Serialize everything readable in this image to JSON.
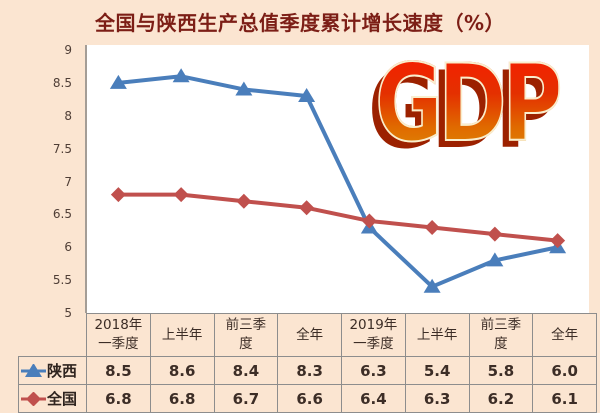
{
  "title": "全国与陕西生产总值季度累计增长速度（%）",
  "watermark": {
    "text": "GDP"
  },
  "colors": {
    "background": "#fbe5d1",
    "title_text": "#7c1e16",
    "shaanxi_blue": "#4a7ebb",
    "national_red": "#c0504d",
    "table_border": "#8d8d8d"
  },
  "chart_data": {
    "type": "line",
    "title": "全国与陕西生产总值季度累计增长速度（%）",
    "categories": [
      "2018年\n一季度",
      "上半年",
      "前三季\n度",
      "全年",
      "2019年\n一季度",
      "上半年",
      "前三季\n度",
      "全年"
    ],
    "series": [
      {
        "name": "陕西",
        "marker": "triangle",
        "color": "#4a7ebb",
        "values": [
          8.5,
          8.6,
          8.4,
          8.3,
          6.3,
          5.4,
          5.8,
          6.0
        ]
      },
      {
        "name": "全国",
        "marker": "diamond",
        "color": "#c0504d",
        "values": [
          6.8,
          6.8,
          6.7,
          6.6,
          6.4,
          6.3,
          6.2,
          6.1
        ]
      }
    ],
    "ylim": [
      5,
      9
    ],
    "ytick_step": 0.5,
    "yticks": [
      "9",
      "8.5",
      "8",
      "7.5",
      "7",
      "6.5",
      "6",
      "5.5",
      "5"
    ],
    "grid": false,
    "legend_position": "table-left",
    "value_format_decimals": 1
  }
}
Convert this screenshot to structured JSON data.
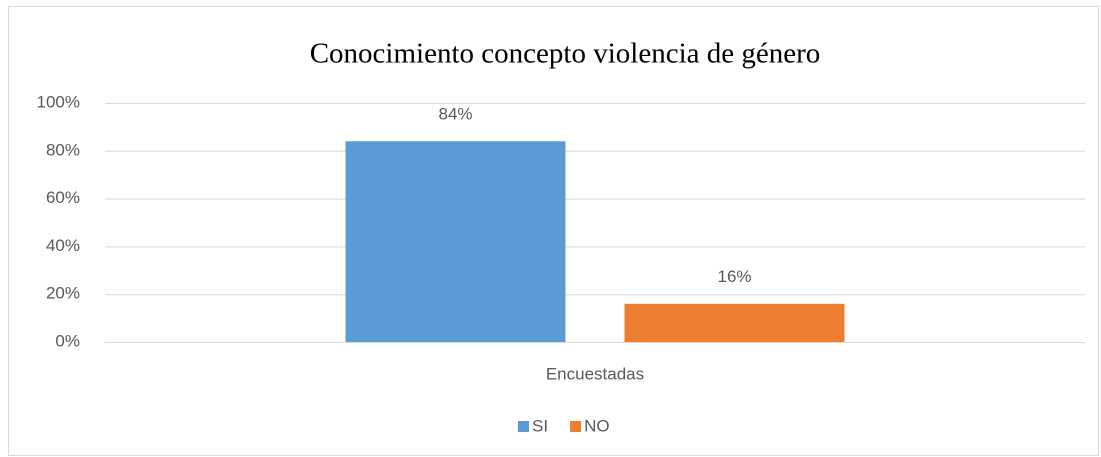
{
  "chart_data": {
    "type": "bar",
    "title": "Conocimiento concepto violencia de género",
    "categories": [
      "Encuestadas"
    ],
    "series": [
      {
        "name": "SI",
        "color": "#5b9bd5",
        "values": [
          84
        ],
        "value_labels": [
          "84%"
        ]
      },
      {
        "name": "NO",
        "color": "#ed7d31",
        "values": [
          16
        ],
        "value_labels": [
          "16%"
        ]
      }
    ],
    "ylim": [
      0,
      100
    ],
    "yticks": [
      {
        "value": 0,
        "label": "0%"
      },
      {
        "value": 20,
        "label": "20%"
      },
      {
        "value": 40,
        "label": "40%"
      },
      {
        "value": 60,
        "label": "60%"
      },
      {
        "value": 80,
        "label": "80%"
      },
      {
        "value": 100,
        "label": "100%"
      }
    ],
    "grid": true,
    "legend": "bottom"
  }
}
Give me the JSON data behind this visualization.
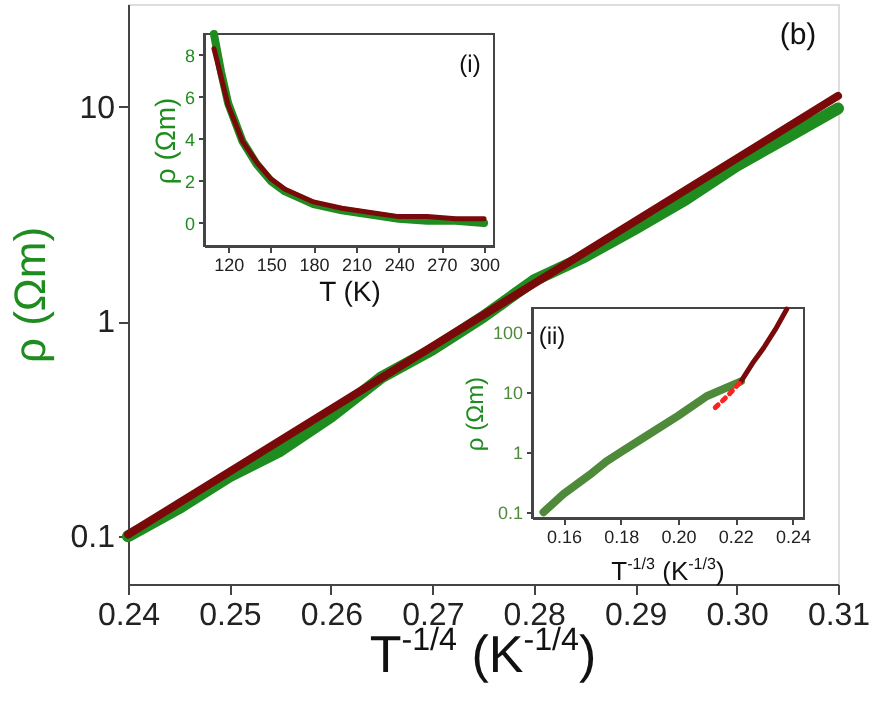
{
  "chart_data": [
    {
      "type": "line",
      "xlabel": "T$^{-1/4}$ (K$^{-1/4}$)",
      "ylabel": "ρ (Ωm)",
      "log": "y",
      "xlim": [
        0.24,
        0.31
      ],
      "xticks": [
        0.24,
        0.25,
        0.26,
        0.27,
        0.28,
        0.29,
        {
          "value": 0.3,
          "label": "0.30"
        },
        0.31
      ],
      "ylim": [
        0.06,
        30
      ],
      "yticks": [
        0.1,
        1,
        10
      ],
      "annotations": [
        "(b)"
      ],
      "series": [
        {
          "color": "#1e8c1e",
          "x": [
            0.24,
            0.245,
            0.25,
            0.255,
            0.26,
            0.265,
            0.27,
            0.275,
            0.28,
            0.285,
            0.29,
            0.295,
            0.3,
            0.305,
            0.31
          ],
          "values": [
            0.1,
            0.135,
            0.19,
            0.25,
            0.36,
            0.55,
            0.74,
            1.05,
            1.55,
            2.0,
            2.7,
            3.7,
            5.3,
            7.2,
            9.8
          ]
        },
        {
          "color": "#7a0a0a",
          "x": [
            0.24,
            0.31
          ],
          "values": [
            0.102,
            11.2
          ]
        }
      ]
    },
    {
      "type": "line",
      "title": "(i)",
      "xlabel": "T (K)",
      "ylabel": "ρ (Ωm)",
      "xlim": [
        103,
        307
      ],
      "xticks": [
        120,
        150,
        180,
        210,
        240,
        270,
        300
      ],
      "ylim": [
        -1.1,
        9
      ],
      "yticks": [
        0,
        2,
        4,
        6,
        8
      ],
      "series": [
        {
          "color": "#1e8c1e",
          "x": [
            110,
            115,
            120,
            130,
            140,
            150,
            160,
            180,
            200,
            220,
            240,
            260,
            280,
            300
          ],
          "values": [
            9.0,
            7.2,
            5.7,
            3.9,
            2.8,
            2.0,
            1.5,
            0.9,
            0.6,
            0.4,
            0.2,
            0.1,
            0.1,
            0.0
          ]
        },
        {
          "color": "#7a0a0a",
          "x": [
            110,
            120,
            130,
            140,
            150,
            160,
            180,
            200,
            220,
            240,
            260,
            280,
            300
          ],
          "values": [
            8.3,
            5.6,
            3.9,
            2.9,
            2.1,
            1.6,
            1.0,
            0.7,
            0.5,
            0.3,
            0.3,
            0.2,
            0.2
          ]
        }
      ]
    },
    {
      "type": "line",
      "title": "(ii)",
      "xlabel": "T$^{-1/3}$ (K$^{-1/3}$)",
      "ylabel": "ρ (Ωm)",
      "log": "y",
      "xlim": [
        0.149,
        0.244
      ],
      "xticks": [
        0.16,
        0.18,
        {
          "value": 0.2,
          "label": "0.20"
        },
        0.22,
        0.24
      ],
      "ylim": [
        0.08,
        250
      ],
      "yticks": [
        0.1,
        1,
        10,
        100
      ],
      "series": [
        {
          "color": "#4e8a3a",
          "x": [
            0.153,
            0.16,
            0.17,
            0.175,
            0.18,
            0.19,
            0.2,
            0.21,
            0.222
          ],
          "values": [
            0.1,
            0.2,
            0.45,
            0.7,
            1.0,
            2.0,
            4.0,
            8.5,
            15
          ]
        },
        {
          "color": "#7a0a0a",
          "x": [
            0.222,
            0.226,
            0.23,
            0.234,
            0.238
          ],
          "values": [
            15,
            30,
            55,
            110,
            240
          ]
        },
        {
          "color": "#ff2020",
          "line_style": "dotted",
          "x": [
            0.213,
            0.216,
            0.219,
            0.222
          ],
          "values": [
            5.5,
            7.5,
            10.5,
            15
          ]
        }
      ]
    }
  ]
}
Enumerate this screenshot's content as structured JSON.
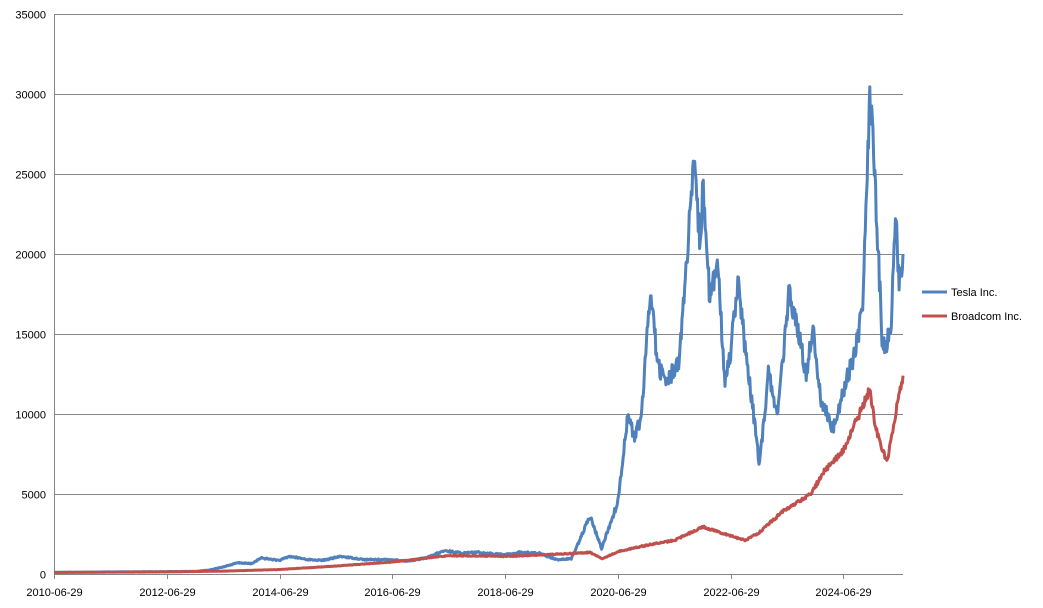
▬▬▬▬▬▬
• _STATED PROBLEM_
Using the entries above, find all lines with "JSON". Copy them.

• _SOLUTION TO THE EXERCISE_
Serialize everything readable in this image to JSON.
Convert this screenshot to structured JSON data.
Give me the JSON data behind this visualization.
Enumerate this screenshot's content as structured JSON.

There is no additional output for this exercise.